-- Your instructions --
Exactly repeat the material, dropping only the pictures.

Figure data in JSON:
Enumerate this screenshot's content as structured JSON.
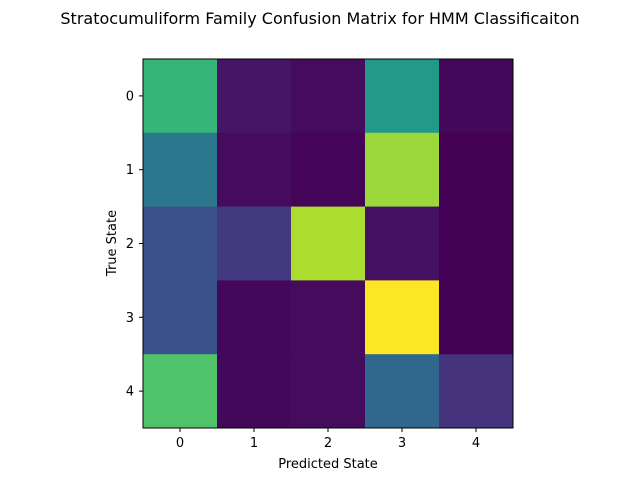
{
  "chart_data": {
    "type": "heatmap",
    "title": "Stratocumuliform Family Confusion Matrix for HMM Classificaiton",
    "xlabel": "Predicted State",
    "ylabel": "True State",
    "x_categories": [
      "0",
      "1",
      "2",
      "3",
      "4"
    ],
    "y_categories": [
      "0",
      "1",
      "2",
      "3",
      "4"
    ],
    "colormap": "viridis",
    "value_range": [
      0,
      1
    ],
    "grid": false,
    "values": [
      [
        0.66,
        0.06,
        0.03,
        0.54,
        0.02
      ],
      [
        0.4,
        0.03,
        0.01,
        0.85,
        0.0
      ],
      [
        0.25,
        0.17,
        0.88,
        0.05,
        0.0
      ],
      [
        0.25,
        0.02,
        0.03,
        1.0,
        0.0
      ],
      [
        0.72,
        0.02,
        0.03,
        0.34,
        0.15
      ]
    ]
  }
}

-- Complete output --
Enumerate this screenshot's content as structured JSON.
{
  "chart_data": {
    "type": "heatmap",
    "title": "Stratocumuliform Family Confusion Matrix for HMM Classificaiton",
    "xlabel": "Predicted State",
    "ylabel": "True State",
    "x_categories": [
      "0",
      "1",
      "2",
      "3",
      "4"
    ],
    "y_categories": [
      "0",
      "1",
      "2",
      "3",
      "4"
    ],
    "colormap": "viridis",
    "value_range": [
      0,
      1
    ],
    "grid": false,
    "values": [
      [
        0.66,
        0.06,
        0.03,
        0.54,
        0.02
      ],
      [
        0.4,
        0.03,
        0.01,
        0.85,
        0.0
      ],
      [
        0.25,
        0.17,
        0.88,
        0.05,
        0.0
      ],
      [
        0.25,
        0.02,
        0.03,
        1.0,
        0.0
      ],
      [
        0.72,
        0.02,
        0.03,
        0.34,
        0.15
      ]
    ]
  }
}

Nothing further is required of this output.